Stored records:
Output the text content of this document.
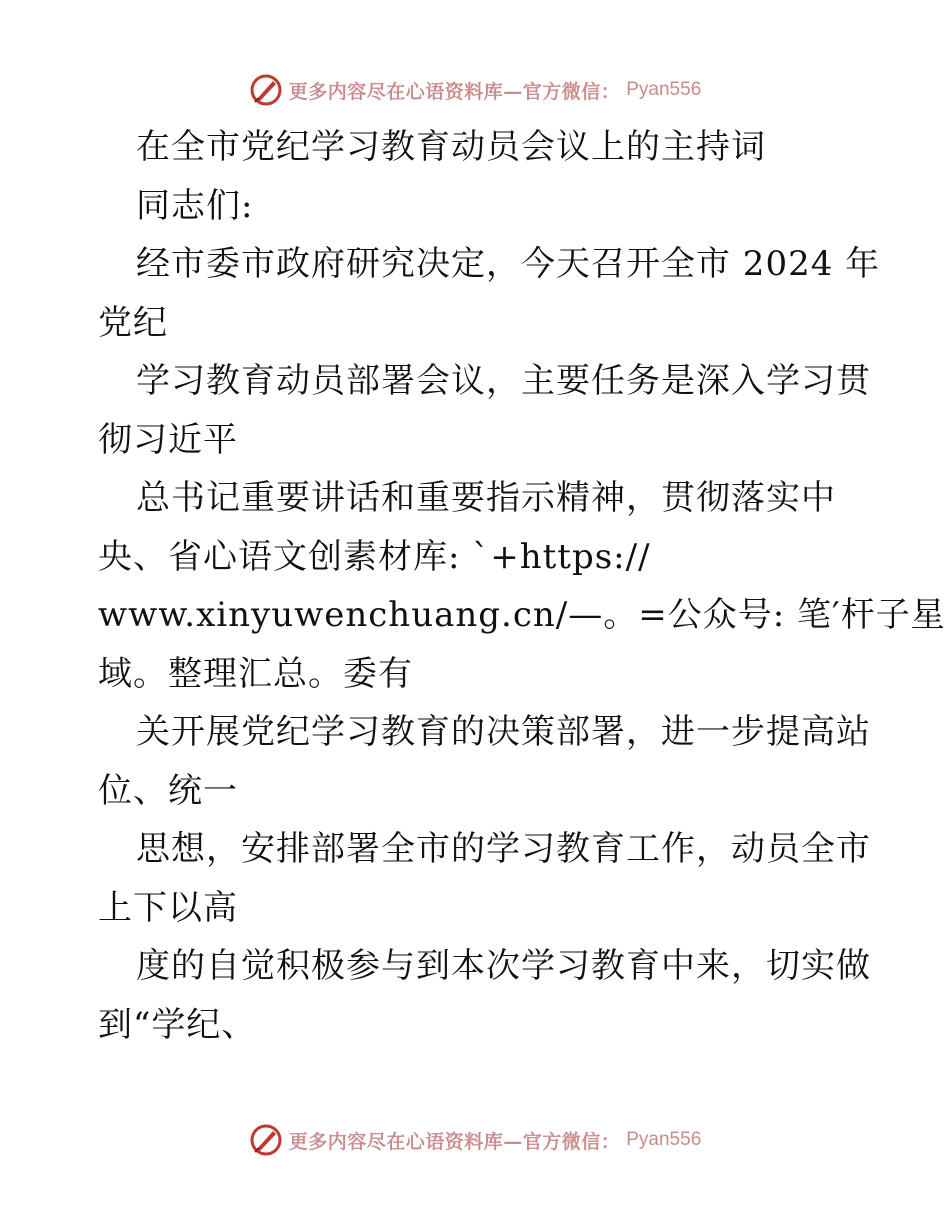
更多内容尽在心语资料库—官方微信： Pyan556
在全市党纪学习教育动员会议上的主持词
同志们:
经市委市政府研究决定，今天召开全市 2024 年
党纪
学习教育动员部署会议，主要任务是深入学习贯
彻习近平
总书记重要讲话和重要指示精神，贯彻落实中
央、省心语文创素材库: `+https://
www.xinyuwenchuang.cn/—。=公众号: 笔′杆子星
域。整理汇总。委有
关开展党纪学习教育的决策部署，进一步提高站
位、统一
思想，安排部署全市的学习教育工作，动员全市
上下以高
度的自觉积极参与到本次学习教育中来，切实做
到“学纪、
更多内容尽在心语资料库—官方微信： Pyan556
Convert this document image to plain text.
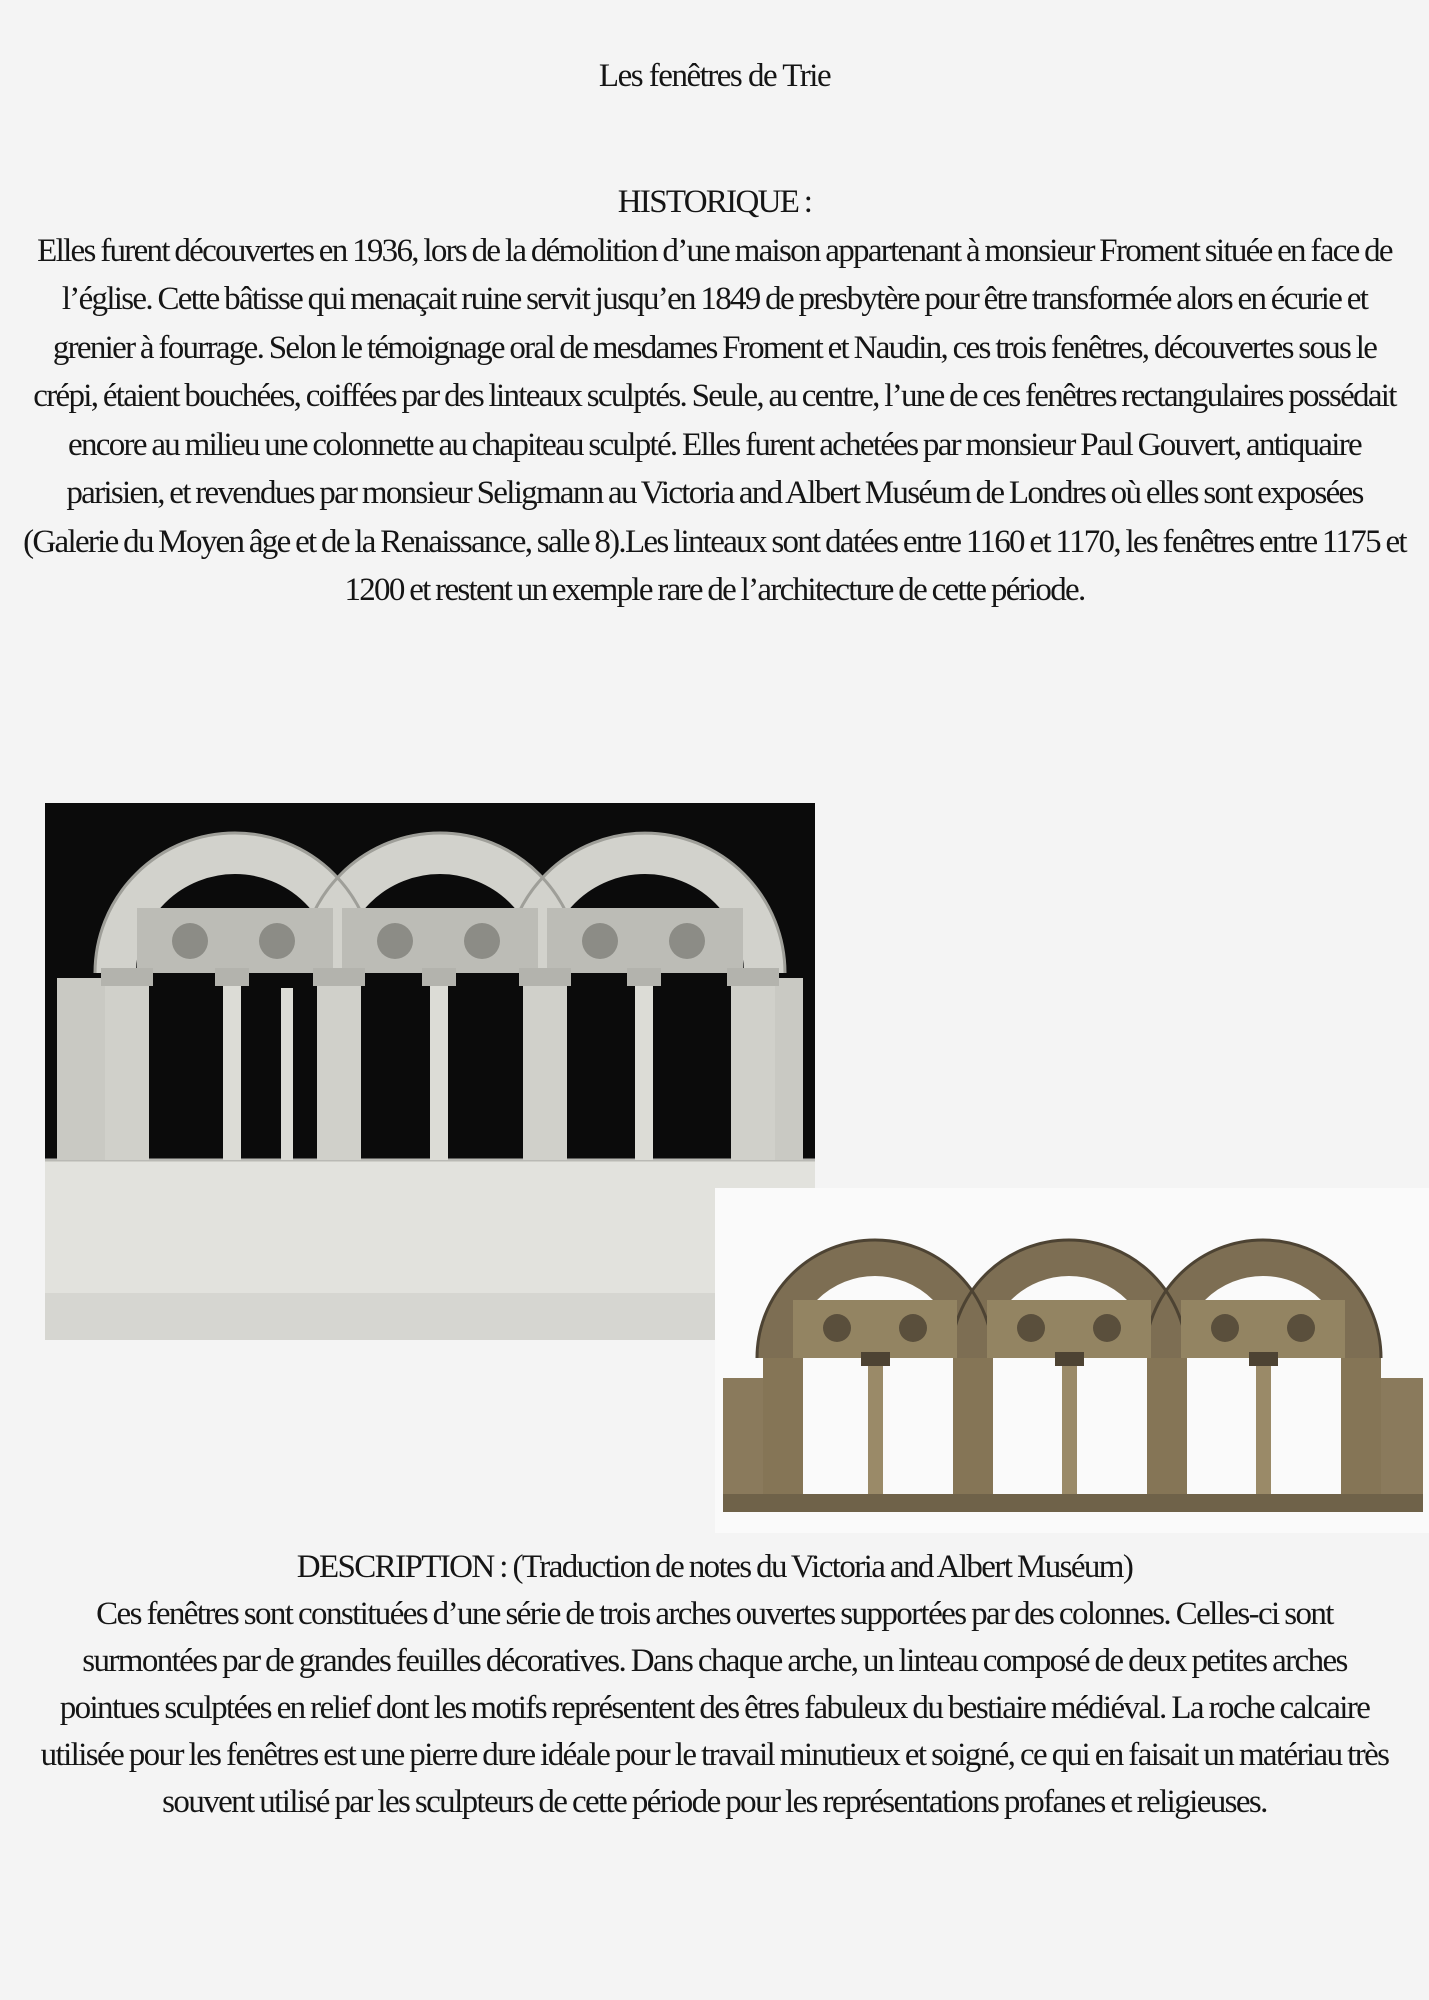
Les fenêtres de Trie
HISTORIQUE :
Elles furent découvertes en 1936, lors de la démolition d’une maison appartenant à monsieur Froment située en face de l’église. Cette bâtisse qui menaçait ruine servit jusqu’en 1849 de presbytère pour être transformée alors en écurie et grenier à fourrage. Selon le témoignage oral de mesdames Froment et Naudin, ces trois fenêtres, découvertes sous le crépi, étaient bouchées, coiffées par des linteaux sculptés. Seule, au centre, l’une de ces fenêtres rectangulaires possédait encore au milieu une colonnette au chapiteau sculpté. Elles furent achetées par monsieur Paul Gouvert, antiquaire parisien, et revendues par monsieur Seligmann au Victoria and Albert Muséum de Londres où elles sont exposées (Galerie du Moyen âge et de la Renaissance, salle 8).Les linteaux sont datées entre 1160 et 1170, les fenêtres entre 1175 et 1200 et restent un exemple rare de l’architecture de cette période.
DESCRIPTION : (Traduction de notes du Victoria and Albert Muséum)
Ces fenêtres sont constituées d’une série de trois arches ouvertes supportées par des colonnes. Celles-ci sont surmontées par de grandes feuilles décoratives. Dans chaque arche, un linteau composé de deux petites arches pointues sculptées en relief dont les motifs représentent des êtres fabuleux du bestiaire médiéval. La roche calcaire utilisée pour les fenêtres est une pierre dure idéale pour le travail minutieux et soigné, ce qui en faisait un matériau très souvent utilisé par les sculpteurs de cette période pour les représentations profanes et religieuses.
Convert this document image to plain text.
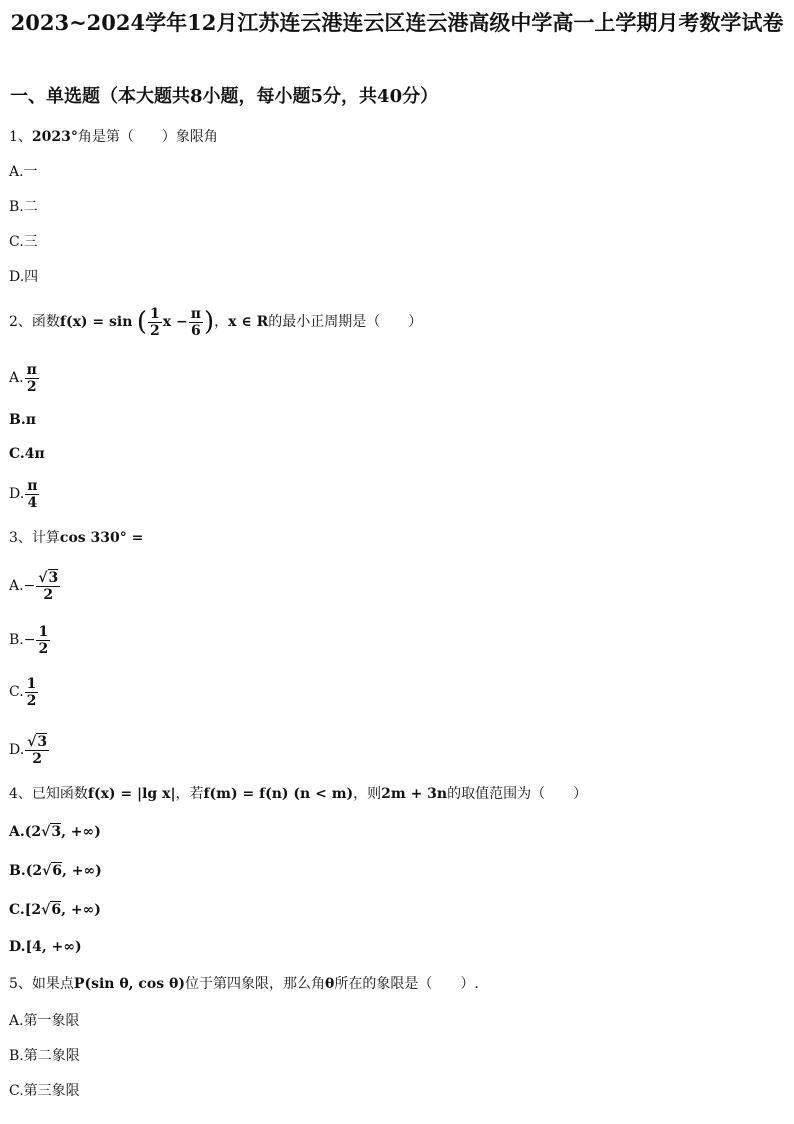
2023~2024学年12月江苏连云港连云区连云港高级中学高一上学期月考数学试卷
一、单选题（本大题共8小题，每小题5分，共40分）
1、2023°角是第（　　）象限角
A.一
B.二
C.三
D.四
2、函数f(x) = sin ( $\frac{1}{2}$ $x - \frac{\pi}{6}$ )，x ∈ R的最小正周期是（　　）
A. $\frac{\pi}{2}$
B.π
C.4π
D. $\frac{\pi}{4}$
3、计算cos 330° =
$A.- \frac{√3}{2}$
$B.- \frac{1}{2}$
C. $\frac{1}{2}$
D. $\frac{√3}{2}$
4、已知函数f(x) = |lg x|，若f(m) = f(n) (n < m)，则2m + 3n的取值范围为（　　）
A.(2√3, +∞)
B.(2√6, +∞)
C.[2√6, +∞)
D.[4, +∞)
5、如果点P(sin θ, cos θ)位于第四象限，那么角θ所在的象限是（　　）.
A.第一象限
B.第二象限
C.第三象限
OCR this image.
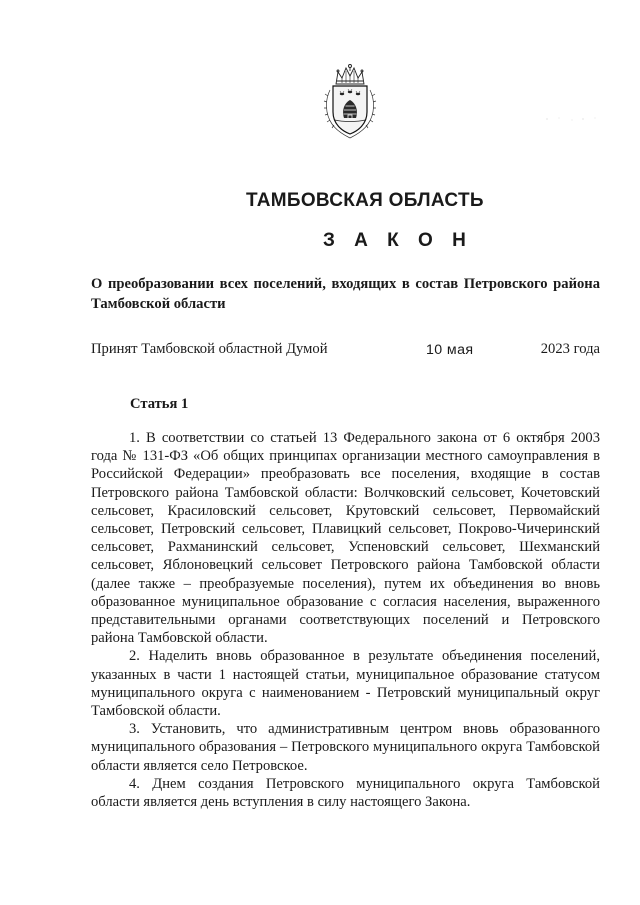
ТАМБОВСКАЯ ОБЛАСТЬ
З А К О Н
О преобразовании всех поселений, входящих в состав Петровского района Тамбовской области
Принят Тамбовской областной Думой	10 мая	2023 года
Статья 1

1. В соответствии со статьей 13 Федерального закона от 6 октября 2003 года № 131-ФЗ «Об общих принципах организации местного самоуправления в Российской Федерации» преобразовать все поселения, входящие в состав Петровского района Тамбовской области: Волчковский сельсовет, Кочетовский сельсовет, Красиловский сельсовет, Крутовский сельсовет, Первомайский сельсовет, Петровский сельсовет, Плавицкий сельсовет, Покрово-Чичеринский сельсовет, Рахманинский сельсовет, Успеновский сельсовет, Шехманский сельсовет, Яблоновецкий сельсовет Петровского района Тамбовской области (далее также – преобразуемые поселения), путем их объединения во вновь образованное муниципальное образование с согласия населения, выраженного представительными органами соответствующих поселений и Петровского района Тамбовской области.

2. Наделить вновь образованное в результате объединения поселений, указанных в части 1 настоящей статьи, муниципальное образование статусом муниципального округа с наименованием - Петровский муниципальный округ Тамбовской области.

3. Установить, что административным центром вновь образованного муниципального образования – Петровского муниципального округа Тамбовской области является село Петровское.

4. Днем создания Петровского муниципального округа Тамбовской области является день вступления в силу настоящего Закона.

*Exercise instructions*:
Can you retype every record above exactly, leaving out the pictures?

*Result of the exercise*:
Output the text content of this document.
更多内容尽在心语资料库—官方微信： Pyan556
在全市党纪学习教育动员会议上的主持词
同志们:
经市委市政府研究决定，今天召开全市 2024 年
党纪
学习教育动员部署会议，主要任务是深入学习贯
彻习近平
总书记重要讲话和重要指示精神，贯彻落实中
央、省心语文创素材库: `+https://
www.xinyuwenchuang.cn/—。=公众号: 笔′杆子星
域。整理汇总。委有
关开展党纪学习教育的决策部署，进一步提高站
位、统一
思想，安排部署全市的学习教育工作，动员全市
上下以高
度的自觉积极参与到本次学习教育中来，切实做
到“学纪、
更多内容尽在心语资料库—官方微信： Pyan556
Convert this document image to plain text.
Les fenêtres de Trie
HISTORIQUE :
Elles furent découvertes en 1936, lors de la démolition d’une maison appartenant à monsieur Froment située en face de l’église. Cette bâtisse qui menaçait ruine servit jusqu’en 1849 de presbytère pour être transformée alors en écurie et grenier à fourrage. Selon le témoignage oral de mesdames Froment et Naudin, ces trois fenêtres, découvertes sous le crépi, étaient bouchées, coiffées par des linteaux sculptés. Seule, au centre, l’une de ces fenêtres rectangulaires possédait encore au milieu une colonnette au chapiteau sculpté. Elles furent achetées par monsieur Paul Gouvert, antiquaire parisien, et revendues par monsieur Seligmann au Victoria and Albert Muséum de Londres où elles sont exposées (Galerie du Moyen âge et de la Renaissance, salle 8).Les linteaux sont datées entre 1160 et 1170, les fenêtres entre 1175 et 1200 et restent un exemple rare de l’architecture de cette période.
DESCRIPTION : (Traduction de notes du Victoria and Albert Muséum)
Ces fenêtres sont constituées d’une série de trois arches ouvertes supportées par des colonnes. Celles-ci sont surmontées par de grandes feuilles décoratives. Dans chaque arche, un linteau composé de deux petites arches pointues sculptées en relief dont les motifs représentent des êtres fabuleux du bestiaire médiéval. La roche calcaire utilisée pour les fenêtres est une pierre dure idéale pour le travail minutieux et soigné, ce qui en faisait un matériau très souvent utilisé par les sculpteurs de cette période pour les représentations profanes et religieuses.
Convert this document image to plain text.
2023~2024学年12月江苏连云港连云区连云港高级中学高一上学期月考数学试卷
一、单选题（本大题共8小题，每小题5分，共40分）
1、2023°角是第（　　）象限角
A.一
B.二
C.三
D.四
2、函数f(x) = sin ( $\frac{1}{2}$ $x - \frac{\pi}{6}$ )，x ∈ R的最小正周期是（　　）
A. $\frac{\pi}{2}$
B.π
C.4π
D. $\frac{\pi}{4}$
3、计算cos 330° =
$A.- \frac{√3}{2}$
$B.- \frac{1}{2}$
C. $\frac{1}{2}$
D. $\frac{√3}{2}$
4、已知函数f(x) = |lg x|，若f(m) = f(n) (n < m)，则2m + 3n的取值范围为（　　）
A.(2√3, +∞)
B.(2√6, +∞)
C.[2√6, +∞)
D.[4, +∞)
5、如果点P(sin θ, cos θ)位于第四象限，那么角θ所在的象限是（　　）.
A.第一象限
B.第二象限
C.第三象限
OCR this image.
ТАМБОВСКАЯ ОБЛАСТЬ
З А К О Н
О преобразовании всех поселений, входящих в состав Петровского района Тамбовской области
Принят Тамбовской областной Думой	10 мая	2023 года
Статья 1

1. В соответствии со статьей 13 Федерального закона от 6 октября 2003 года № 131-ФЗ «Об общих принципах организации местного самоуправления в Российской Федерации» преобразовать все поселения, входящие в состав Петровского района Тамбовской области: Волчковский сельсовет, Кочетовский сельсовет, Красиловский сельсовет, Крутовский сельсовет, Первомайский сельсовет, Петровский сельсовет, Плавицкий сельсовет, Покрово-Чичеринский сельсовет, Рахманинский сельсовет, Успеновский сельсовет, Шехманский сельсовет, Яблоновецкий сельсовет Петровского района Тамбовской области (далее также – преобразуемые поселения), путем их объединения во вновь образованное муниципальное образование с согласия населения, выраженного представительными органами соответствующих поселений и Петровского района Тамбовской области.

2. Наделить вновь образованное в результате объединения поселений, указанных в части 1 настоящей статьи, муниципальное образование статусом муниципального округа с наименованием - Петровский муниципальный округ Тамбовской области.

3. Установить, что административным центром вновь образованного муниципального образования – Петровского муниципального округа Тамбовской области является село Петровское.

4. Днем создания Петровского муниципального округа Тамбовской области является день вступления в силу настоящего Закона.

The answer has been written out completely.